* [Task prompt]:
Track down the lines that contain "visitors" and copy them.

---------- Data rows ----------

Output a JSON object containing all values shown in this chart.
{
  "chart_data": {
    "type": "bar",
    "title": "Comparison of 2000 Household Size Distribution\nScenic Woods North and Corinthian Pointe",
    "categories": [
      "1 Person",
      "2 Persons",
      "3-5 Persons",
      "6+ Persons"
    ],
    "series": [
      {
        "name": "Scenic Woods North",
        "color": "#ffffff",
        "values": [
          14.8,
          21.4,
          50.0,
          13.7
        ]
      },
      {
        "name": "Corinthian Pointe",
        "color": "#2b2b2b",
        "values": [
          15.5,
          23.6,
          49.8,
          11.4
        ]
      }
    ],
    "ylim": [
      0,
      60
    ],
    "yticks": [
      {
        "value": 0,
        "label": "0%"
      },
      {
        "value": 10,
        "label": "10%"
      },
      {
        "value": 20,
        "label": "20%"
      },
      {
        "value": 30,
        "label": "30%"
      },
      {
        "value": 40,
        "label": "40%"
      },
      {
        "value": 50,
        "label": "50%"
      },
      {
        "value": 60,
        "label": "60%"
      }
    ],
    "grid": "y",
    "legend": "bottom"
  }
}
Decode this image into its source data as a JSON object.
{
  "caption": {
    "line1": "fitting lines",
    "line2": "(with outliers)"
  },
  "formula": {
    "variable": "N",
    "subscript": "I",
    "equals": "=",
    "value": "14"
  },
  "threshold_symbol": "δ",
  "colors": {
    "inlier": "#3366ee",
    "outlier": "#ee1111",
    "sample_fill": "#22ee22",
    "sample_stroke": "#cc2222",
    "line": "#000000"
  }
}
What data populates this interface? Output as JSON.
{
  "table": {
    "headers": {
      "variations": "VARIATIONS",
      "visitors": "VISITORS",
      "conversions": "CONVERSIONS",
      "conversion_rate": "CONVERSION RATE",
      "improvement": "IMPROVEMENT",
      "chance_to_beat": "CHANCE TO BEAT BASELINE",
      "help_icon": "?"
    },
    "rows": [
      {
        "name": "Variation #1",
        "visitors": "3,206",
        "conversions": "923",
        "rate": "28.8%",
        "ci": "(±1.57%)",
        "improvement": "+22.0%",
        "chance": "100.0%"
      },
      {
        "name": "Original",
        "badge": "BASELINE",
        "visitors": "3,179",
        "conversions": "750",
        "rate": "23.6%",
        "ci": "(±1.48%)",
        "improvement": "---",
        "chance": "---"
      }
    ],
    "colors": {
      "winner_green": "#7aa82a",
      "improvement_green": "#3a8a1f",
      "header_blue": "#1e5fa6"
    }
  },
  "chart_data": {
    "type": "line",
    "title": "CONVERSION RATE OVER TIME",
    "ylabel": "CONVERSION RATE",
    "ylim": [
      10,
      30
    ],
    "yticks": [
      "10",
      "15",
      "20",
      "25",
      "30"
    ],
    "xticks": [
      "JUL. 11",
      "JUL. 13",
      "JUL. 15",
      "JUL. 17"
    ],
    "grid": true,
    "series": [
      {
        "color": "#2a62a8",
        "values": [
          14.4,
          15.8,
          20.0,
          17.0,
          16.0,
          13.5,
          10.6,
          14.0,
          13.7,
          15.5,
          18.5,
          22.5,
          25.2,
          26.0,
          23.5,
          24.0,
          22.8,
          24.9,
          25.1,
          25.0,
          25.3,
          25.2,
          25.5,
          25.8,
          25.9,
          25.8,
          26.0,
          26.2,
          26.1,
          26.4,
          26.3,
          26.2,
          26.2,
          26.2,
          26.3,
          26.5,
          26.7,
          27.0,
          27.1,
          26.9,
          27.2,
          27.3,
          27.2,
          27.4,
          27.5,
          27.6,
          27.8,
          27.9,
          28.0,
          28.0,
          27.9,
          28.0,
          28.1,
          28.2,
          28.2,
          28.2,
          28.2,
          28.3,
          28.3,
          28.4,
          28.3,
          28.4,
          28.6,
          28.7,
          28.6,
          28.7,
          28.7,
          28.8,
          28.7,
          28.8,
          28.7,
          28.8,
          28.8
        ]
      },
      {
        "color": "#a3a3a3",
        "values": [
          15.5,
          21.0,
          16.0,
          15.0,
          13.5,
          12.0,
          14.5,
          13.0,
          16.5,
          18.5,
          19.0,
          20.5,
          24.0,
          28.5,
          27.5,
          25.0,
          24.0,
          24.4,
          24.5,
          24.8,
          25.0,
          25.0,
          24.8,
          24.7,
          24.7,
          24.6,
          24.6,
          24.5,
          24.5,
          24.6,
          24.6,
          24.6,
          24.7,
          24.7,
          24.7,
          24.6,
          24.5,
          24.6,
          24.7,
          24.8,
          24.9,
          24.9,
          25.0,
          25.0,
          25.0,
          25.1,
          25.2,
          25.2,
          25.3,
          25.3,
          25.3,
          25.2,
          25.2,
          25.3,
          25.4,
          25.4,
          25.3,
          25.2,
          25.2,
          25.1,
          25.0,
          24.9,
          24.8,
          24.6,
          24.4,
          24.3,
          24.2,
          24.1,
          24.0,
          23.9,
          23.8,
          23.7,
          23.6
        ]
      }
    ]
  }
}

----------

* [Exercise output]:
      "visitors": "VISITORS",
        "visitors": "3,206",
        "visitors": "3,179",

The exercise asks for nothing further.